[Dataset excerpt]
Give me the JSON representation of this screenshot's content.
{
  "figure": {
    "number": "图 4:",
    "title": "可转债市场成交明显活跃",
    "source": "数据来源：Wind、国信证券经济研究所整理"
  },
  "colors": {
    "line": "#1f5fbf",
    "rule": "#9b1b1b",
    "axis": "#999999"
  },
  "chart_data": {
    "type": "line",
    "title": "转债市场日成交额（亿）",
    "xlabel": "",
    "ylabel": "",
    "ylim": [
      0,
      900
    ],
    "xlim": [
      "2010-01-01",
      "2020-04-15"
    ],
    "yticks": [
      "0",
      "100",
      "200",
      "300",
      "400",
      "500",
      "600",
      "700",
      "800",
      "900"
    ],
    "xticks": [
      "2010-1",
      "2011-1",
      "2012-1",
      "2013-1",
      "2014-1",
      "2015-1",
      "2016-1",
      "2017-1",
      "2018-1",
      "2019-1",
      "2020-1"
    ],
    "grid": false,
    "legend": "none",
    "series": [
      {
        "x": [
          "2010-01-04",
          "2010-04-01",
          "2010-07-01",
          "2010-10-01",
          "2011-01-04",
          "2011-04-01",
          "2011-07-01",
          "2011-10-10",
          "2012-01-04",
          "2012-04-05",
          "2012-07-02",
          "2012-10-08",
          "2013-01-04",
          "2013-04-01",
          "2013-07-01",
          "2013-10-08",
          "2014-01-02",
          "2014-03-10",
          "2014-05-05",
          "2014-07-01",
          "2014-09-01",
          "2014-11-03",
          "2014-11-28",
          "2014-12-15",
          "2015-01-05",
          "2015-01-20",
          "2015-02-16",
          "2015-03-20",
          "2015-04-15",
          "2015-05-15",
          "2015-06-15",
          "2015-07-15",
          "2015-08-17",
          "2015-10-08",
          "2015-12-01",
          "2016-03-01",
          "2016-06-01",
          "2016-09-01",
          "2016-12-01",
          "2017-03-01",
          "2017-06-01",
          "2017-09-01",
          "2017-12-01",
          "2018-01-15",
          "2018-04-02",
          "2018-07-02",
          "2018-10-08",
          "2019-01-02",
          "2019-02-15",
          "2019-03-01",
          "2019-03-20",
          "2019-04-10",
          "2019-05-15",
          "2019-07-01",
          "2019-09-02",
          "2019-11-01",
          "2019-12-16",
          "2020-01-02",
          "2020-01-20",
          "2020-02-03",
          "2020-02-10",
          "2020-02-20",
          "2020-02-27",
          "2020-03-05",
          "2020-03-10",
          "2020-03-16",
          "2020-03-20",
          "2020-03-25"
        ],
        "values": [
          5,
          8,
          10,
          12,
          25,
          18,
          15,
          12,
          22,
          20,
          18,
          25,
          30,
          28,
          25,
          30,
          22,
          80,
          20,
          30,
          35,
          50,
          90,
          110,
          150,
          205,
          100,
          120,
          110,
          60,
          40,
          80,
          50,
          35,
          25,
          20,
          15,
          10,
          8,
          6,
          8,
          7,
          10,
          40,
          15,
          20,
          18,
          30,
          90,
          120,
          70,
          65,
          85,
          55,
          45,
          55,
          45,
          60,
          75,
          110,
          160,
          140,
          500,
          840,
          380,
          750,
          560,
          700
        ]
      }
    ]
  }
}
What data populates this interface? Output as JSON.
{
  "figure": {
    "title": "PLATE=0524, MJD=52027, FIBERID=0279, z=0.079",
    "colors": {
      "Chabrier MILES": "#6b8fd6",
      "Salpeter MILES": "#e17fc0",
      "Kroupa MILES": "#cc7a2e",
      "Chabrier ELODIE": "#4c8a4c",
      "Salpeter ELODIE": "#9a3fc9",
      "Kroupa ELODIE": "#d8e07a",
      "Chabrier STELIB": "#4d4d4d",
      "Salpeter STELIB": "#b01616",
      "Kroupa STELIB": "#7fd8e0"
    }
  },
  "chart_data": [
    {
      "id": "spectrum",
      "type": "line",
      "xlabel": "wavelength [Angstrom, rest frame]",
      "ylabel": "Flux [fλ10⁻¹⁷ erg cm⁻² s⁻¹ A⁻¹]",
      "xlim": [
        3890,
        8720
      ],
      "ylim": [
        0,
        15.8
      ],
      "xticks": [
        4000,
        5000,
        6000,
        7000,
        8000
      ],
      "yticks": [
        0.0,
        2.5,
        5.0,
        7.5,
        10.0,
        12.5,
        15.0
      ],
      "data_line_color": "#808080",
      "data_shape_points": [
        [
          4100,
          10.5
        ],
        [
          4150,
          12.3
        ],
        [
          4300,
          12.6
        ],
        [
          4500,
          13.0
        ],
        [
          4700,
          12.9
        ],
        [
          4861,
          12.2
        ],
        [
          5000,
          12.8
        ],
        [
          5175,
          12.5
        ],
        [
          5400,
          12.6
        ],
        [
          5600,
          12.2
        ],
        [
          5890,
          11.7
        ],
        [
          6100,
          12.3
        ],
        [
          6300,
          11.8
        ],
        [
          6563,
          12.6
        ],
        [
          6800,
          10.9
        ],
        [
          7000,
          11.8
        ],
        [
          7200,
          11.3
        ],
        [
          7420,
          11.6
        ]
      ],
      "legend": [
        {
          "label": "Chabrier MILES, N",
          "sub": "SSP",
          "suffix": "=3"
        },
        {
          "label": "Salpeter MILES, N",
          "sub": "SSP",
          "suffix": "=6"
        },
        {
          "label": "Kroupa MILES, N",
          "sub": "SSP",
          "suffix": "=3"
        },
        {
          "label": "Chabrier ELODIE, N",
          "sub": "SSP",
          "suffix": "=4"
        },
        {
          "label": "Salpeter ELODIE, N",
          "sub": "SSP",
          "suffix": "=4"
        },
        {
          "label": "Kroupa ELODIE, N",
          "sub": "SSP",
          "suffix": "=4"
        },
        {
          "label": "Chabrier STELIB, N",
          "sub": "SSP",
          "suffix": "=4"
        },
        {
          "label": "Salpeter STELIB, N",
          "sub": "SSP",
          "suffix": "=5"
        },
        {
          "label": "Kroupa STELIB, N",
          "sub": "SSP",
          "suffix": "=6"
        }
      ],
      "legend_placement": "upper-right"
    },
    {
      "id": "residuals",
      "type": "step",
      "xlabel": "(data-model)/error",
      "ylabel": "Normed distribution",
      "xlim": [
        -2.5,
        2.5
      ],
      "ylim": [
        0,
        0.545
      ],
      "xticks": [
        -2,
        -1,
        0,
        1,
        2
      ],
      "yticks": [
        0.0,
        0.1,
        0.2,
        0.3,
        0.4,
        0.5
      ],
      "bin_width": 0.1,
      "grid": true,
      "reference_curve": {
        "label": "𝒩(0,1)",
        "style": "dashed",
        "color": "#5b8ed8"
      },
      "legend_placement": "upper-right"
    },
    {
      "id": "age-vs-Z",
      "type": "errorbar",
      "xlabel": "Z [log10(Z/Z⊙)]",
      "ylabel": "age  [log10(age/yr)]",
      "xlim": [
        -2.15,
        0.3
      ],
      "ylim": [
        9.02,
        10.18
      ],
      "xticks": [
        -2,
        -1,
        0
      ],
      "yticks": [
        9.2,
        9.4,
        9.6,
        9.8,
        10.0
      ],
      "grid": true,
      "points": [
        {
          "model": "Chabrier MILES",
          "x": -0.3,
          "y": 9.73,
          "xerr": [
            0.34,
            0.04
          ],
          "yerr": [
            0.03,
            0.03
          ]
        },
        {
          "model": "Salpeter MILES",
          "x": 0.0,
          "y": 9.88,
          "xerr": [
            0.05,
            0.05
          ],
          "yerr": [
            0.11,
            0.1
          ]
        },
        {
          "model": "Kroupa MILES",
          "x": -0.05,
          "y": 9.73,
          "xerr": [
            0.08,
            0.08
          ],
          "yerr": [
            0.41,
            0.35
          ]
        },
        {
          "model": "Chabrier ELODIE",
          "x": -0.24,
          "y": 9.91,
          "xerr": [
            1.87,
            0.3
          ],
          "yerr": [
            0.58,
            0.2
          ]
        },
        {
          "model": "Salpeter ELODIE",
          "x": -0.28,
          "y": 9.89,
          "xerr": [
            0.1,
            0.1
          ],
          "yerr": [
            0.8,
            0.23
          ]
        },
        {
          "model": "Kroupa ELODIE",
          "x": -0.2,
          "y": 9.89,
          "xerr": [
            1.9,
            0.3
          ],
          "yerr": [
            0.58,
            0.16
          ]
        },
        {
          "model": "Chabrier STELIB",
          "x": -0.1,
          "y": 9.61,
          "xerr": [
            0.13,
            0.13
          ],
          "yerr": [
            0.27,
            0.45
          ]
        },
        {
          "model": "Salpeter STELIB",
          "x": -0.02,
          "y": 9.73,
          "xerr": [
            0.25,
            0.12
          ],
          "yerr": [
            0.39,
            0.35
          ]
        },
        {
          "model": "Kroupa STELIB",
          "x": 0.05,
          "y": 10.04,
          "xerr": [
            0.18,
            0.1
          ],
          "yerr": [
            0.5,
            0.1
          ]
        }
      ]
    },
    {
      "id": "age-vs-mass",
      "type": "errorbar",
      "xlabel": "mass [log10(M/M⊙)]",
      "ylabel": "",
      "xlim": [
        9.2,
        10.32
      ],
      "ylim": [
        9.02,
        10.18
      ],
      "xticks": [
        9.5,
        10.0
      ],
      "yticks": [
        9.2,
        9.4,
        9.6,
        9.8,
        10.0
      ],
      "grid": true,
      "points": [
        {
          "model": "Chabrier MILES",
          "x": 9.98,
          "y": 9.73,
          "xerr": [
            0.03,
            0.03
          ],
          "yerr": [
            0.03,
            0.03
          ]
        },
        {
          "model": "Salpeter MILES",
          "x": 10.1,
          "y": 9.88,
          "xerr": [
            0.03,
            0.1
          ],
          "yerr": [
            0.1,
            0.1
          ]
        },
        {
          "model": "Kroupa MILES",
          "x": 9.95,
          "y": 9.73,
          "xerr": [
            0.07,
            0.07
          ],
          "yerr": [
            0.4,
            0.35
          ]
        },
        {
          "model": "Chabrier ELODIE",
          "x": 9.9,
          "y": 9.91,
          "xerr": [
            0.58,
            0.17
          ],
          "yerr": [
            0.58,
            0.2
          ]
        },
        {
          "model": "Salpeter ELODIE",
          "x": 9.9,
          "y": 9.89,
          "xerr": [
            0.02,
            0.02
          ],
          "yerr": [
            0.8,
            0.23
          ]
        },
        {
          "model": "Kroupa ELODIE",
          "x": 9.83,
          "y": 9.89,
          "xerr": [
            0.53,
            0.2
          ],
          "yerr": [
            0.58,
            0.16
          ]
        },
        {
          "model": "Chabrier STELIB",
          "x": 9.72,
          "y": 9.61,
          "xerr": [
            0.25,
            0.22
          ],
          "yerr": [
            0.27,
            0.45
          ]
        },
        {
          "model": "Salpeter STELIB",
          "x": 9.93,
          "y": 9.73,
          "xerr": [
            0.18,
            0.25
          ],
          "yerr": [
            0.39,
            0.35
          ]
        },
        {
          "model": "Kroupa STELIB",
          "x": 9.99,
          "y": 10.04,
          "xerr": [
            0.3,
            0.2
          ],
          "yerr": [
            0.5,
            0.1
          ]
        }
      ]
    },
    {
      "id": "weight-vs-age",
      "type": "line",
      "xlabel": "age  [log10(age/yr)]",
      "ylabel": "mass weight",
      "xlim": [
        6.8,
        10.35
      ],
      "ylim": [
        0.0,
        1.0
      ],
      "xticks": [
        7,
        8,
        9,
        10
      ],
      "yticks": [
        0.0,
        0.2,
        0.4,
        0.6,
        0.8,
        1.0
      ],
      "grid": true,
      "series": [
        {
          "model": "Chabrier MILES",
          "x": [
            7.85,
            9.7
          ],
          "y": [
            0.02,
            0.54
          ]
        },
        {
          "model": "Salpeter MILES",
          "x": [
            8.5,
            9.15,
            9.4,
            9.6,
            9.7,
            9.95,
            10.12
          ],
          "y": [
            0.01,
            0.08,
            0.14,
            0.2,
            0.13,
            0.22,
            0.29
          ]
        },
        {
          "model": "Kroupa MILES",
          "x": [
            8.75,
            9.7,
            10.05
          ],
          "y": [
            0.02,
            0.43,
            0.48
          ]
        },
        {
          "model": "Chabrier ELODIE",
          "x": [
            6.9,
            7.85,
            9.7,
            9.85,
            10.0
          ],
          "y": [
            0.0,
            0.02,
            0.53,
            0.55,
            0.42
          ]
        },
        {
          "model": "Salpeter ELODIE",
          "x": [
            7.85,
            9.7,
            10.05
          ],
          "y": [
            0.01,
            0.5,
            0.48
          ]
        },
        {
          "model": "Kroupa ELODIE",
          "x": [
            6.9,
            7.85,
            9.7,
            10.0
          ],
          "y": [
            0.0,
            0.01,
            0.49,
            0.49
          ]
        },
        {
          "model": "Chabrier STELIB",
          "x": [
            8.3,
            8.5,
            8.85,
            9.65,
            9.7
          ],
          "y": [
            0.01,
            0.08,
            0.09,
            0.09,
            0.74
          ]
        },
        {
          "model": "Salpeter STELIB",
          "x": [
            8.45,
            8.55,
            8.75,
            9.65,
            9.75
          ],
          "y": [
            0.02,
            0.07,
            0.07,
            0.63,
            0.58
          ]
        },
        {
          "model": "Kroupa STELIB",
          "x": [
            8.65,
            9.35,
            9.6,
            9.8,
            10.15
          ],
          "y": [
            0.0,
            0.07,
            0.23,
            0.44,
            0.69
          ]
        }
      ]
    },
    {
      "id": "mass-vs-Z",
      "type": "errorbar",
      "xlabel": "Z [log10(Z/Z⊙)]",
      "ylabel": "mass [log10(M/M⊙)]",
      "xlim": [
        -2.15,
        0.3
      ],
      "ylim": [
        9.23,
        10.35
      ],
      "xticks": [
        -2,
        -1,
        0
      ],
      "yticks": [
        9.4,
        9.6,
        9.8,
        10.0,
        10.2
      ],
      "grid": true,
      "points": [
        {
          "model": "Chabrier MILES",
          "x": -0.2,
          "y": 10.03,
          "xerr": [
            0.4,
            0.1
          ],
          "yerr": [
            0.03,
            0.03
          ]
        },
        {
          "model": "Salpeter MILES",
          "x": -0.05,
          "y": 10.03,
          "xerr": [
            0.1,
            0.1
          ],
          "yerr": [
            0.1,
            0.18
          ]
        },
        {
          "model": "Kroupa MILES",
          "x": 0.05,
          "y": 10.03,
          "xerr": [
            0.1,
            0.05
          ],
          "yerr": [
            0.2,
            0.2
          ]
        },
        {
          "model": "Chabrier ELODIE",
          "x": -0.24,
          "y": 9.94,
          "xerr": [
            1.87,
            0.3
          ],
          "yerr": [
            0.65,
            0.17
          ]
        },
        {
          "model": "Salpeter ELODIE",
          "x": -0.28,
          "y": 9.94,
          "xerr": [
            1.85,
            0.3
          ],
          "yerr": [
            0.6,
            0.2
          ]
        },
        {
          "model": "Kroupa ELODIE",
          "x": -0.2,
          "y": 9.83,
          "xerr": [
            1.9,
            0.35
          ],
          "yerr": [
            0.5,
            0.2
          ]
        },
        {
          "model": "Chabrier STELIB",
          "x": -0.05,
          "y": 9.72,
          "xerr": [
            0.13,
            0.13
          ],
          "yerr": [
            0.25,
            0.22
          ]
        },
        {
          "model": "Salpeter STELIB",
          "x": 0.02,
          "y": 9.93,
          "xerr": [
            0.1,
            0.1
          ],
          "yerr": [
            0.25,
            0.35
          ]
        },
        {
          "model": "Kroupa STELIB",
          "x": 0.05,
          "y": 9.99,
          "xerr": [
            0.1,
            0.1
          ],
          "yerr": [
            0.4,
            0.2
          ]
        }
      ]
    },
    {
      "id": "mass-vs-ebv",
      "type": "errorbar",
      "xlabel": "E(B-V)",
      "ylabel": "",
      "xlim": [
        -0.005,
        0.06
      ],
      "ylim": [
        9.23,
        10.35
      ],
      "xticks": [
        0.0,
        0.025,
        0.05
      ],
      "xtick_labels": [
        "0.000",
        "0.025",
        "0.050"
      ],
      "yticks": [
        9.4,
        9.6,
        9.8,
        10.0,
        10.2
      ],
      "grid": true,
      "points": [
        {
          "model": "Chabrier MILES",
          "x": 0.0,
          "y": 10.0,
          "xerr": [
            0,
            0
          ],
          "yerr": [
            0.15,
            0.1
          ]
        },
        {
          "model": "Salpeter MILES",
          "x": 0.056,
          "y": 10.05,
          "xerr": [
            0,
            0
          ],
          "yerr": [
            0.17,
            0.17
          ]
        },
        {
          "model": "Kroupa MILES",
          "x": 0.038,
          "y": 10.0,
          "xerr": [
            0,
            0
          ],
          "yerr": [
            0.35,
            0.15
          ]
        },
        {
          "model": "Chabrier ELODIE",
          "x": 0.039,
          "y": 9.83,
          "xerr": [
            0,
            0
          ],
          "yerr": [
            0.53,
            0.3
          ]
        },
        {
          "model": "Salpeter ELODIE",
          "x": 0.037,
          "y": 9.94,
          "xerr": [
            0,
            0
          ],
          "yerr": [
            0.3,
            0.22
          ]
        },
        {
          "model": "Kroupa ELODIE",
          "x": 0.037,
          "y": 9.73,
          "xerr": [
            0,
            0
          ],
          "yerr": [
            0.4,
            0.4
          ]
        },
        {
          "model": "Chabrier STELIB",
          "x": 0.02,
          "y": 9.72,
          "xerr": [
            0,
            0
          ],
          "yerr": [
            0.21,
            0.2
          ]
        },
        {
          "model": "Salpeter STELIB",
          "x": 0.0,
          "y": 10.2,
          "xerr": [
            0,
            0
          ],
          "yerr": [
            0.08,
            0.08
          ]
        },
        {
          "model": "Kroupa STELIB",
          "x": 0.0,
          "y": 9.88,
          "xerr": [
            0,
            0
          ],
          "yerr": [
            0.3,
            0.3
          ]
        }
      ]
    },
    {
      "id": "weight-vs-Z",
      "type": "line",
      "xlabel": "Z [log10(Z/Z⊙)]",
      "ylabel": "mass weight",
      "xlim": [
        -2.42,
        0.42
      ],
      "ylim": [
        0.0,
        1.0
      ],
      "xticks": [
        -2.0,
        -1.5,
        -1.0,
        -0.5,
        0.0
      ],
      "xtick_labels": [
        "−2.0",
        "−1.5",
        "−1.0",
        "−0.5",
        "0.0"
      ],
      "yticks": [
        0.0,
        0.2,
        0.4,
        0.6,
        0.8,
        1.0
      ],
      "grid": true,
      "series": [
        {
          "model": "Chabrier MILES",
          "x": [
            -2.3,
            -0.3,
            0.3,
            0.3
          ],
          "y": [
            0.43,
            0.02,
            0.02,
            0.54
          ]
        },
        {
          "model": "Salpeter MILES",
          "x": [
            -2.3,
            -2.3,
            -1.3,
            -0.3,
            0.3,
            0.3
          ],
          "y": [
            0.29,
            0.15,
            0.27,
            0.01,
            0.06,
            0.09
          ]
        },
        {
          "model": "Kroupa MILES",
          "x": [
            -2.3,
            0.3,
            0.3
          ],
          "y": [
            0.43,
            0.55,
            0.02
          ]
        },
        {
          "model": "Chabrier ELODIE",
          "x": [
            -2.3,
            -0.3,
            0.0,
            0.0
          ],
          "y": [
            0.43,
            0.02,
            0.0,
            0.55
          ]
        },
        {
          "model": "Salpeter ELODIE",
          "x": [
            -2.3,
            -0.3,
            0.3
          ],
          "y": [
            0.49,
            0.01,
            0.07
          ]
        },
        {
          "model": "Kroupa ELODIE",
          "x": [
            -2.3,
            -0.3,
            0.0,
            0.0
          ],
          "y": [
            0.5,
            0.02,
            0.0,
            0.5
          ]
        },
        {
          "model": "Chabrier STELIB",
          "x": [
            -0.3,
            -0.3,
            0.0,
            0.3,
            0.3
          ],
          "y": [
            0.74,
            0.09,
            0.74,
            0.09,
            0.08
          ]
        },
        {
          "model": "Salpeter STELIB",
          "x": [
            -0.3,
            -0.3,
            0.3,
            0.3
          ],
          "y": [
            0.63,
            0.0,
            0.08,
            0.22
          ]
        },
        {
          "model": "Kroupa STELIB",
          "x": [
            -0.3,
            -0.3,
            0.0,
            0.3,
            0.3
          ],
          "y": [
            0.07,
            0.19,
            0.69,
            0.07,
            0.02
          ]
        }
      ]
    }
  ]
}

→ Exercise:
Every line that holds the word "this" should be extracted.

→ The completed task:
Give me the JSON representation of this screenshot's content.
What data populates this interface? Output as JSON.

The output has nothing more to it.